# Required work
Identify and copy all lines of the material where the string "points" is found.

# Input data

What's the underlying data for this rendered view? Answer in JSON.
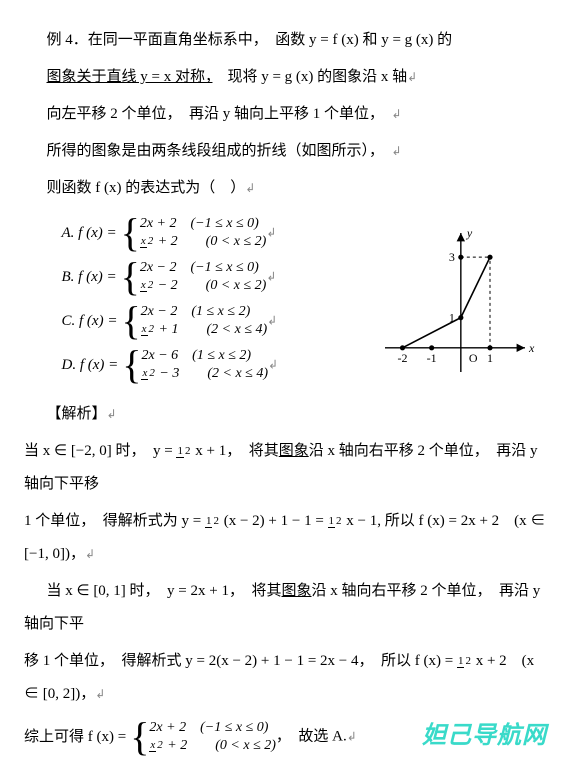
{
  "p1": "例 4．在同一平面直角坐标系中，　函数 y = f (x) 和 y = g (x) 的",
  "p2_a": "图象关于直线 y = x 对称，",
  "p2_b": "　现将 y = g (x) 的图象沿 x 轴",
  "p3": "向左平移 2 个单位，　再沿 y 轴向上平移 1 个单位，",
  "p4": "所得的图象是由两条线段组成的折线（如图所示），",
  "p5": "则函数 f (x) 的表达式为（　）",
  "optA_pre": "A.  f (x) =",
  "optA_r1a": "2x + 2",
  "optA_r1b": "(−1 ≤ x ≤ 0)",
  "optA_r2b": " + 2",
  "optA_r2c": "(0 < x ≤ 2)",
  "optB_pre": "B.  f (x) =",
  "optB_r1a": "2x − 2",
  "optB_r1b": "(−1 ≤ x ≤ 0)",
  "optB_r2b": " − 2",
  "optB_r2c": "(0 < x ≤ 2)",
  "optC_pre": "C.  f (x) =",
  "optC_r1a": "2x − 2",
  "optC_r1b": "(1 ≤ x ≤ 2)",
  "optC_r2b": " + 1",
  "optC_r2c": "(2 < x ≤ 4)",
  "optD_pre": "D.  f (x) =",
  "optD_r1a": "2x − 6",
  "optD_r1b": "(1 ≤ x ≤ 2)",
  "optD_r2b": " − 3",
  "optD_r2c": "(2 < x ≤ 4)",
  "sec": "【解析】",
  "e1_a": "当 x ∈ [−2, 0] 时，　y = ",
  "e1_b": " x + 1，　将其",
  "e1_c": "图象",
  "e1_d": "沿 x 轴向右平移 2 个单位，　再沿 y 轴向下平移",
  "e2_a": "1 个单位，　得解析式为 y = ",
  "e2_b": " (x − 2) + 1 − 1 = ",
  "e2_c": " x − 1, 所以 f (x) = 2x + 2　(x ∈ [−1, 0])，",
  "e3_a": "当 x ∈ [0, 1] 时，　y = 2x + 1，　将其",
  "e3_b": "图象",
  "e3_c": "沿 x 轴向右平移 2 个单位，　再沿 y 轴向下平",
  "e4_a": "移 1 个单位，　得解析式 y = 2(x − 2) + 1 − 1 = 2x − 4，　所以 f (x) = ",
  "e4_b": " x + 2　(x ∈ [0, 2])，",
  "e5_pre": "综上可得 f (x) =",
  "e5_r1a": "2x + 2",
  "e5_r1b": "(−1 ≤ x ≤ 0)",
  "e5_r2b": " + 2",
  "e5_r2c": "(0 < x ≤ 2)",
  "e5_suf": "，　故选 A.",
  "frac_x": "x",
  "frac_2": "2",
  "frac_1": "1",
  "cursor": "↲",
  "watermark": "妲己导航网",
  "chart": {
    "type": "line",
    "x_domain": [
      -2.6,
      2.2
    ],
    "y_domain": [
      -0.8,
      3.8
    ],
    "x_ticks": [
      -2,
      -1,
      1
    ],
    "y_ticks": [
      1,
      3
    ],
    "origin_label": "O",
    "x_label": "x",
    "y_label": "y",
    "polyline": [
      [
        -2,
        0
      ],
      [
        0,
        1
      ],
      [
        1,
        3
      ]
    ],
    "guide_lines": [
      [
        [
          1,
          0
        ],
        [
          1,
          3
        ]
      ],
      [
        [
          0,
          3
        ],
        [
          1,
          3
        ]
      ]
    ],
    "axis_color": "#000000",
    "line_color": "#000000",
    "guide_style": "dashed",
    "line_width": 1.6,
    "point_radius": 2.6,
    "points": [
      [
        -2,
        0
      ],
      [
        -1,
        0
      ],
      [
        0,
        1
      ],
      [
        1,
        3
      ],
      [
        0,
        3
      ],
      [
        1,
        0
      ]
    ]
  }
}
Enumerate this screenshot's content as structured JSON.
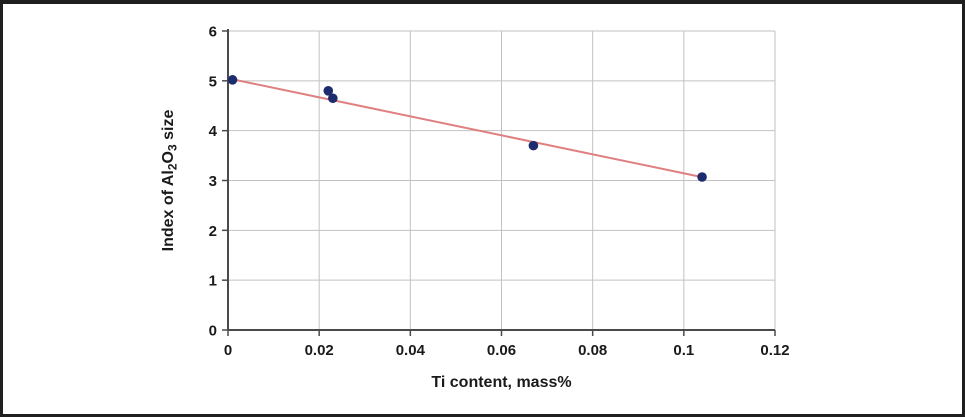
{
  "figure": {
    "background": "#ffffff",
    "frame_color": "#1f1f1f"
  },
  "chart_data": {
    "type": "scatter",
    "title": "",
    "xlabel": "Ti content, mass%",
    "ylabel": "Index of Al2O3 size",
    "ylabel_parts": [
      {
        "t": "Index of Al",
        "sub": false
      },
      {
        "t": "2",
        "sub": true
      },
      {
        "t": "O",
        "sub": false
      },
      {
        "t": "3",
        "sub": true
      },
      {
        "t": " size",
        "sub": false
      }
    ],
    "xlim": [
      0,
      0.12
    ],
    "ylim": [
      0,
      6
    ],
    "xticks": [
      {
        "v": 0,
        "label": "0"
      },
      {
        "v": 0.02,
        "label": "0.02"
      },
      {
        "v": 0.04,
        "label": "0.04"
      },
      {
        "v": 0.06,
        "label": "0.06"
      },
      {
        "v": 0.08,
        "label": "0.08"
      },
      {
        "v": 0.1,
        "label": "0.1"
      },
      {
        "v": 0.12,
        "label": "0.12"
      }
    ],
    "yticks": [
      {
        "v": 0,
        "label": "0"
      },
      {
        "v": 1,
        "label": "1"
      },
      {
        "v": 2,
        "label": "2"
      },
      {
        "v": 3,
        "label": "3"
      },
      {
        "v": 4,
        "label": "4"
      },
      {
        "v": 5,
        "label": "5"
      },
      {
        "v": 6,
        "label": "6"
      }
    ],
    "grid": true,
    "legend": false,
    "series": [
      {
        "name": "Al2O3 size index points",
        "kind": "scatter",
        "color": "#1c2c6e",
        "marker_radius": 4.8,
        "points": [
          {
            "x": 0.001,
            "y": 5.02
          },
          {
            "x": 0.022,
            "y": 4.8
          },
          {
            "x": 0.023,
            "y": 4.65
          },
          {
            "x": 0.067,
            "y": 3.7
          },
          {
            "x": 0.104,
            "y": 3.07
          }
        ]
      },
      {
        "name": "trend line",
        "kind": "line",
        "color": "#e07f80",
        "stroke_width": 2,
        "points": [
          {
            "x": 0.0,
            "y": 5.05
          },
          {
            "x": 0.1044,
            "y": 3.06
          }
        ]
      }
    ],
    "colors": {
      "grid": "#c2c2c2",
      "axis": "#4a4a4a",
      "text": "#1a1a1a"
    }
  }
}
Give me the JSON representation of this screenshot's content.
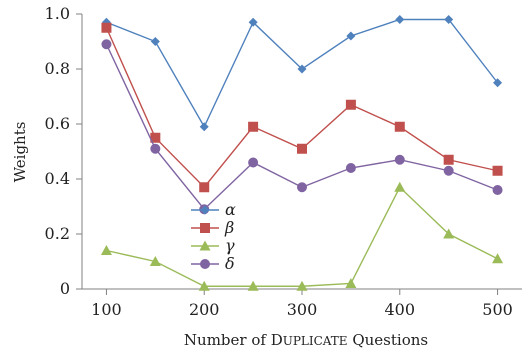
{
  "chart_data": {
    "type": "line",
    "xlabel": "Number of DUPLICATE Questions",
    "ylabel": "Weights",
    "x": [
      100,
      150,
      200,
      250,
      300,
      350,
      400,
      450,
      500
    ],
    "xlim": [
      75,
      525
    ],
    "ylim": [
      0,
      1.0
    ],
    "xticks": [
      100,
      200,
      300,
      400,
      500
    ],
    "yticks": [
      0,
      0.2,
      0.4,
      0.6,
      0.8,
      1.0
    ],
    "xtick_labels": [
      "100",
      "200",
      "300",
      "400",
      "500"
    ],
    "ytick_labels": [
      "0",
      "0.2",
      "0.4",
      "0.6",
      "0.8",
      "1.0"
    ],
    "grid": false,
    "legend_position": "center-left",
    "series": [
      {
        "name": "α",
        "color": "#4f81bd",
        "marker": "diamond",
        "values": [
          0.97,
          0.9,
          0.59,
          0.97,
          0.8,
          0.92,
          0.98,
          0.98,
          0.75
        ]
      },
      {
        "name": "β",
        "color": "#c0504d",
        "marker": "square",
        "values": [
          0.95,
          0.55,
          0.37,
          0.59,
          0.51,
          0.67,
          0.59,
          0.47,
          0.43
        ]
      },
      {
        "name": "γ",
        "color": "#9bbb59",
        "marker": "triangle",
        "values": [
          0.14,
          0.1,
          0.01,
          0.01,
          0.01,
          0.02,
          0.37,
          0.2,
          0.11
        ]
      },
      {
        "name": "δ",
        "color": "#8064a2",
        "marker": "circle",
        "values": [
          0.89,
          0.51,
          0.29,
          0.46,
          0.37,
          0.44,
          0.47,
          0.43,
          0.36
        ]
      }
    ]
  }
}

# Expected output
    "points": [
        "name": "Al2O3 size index points",
        "points": [
        "points": [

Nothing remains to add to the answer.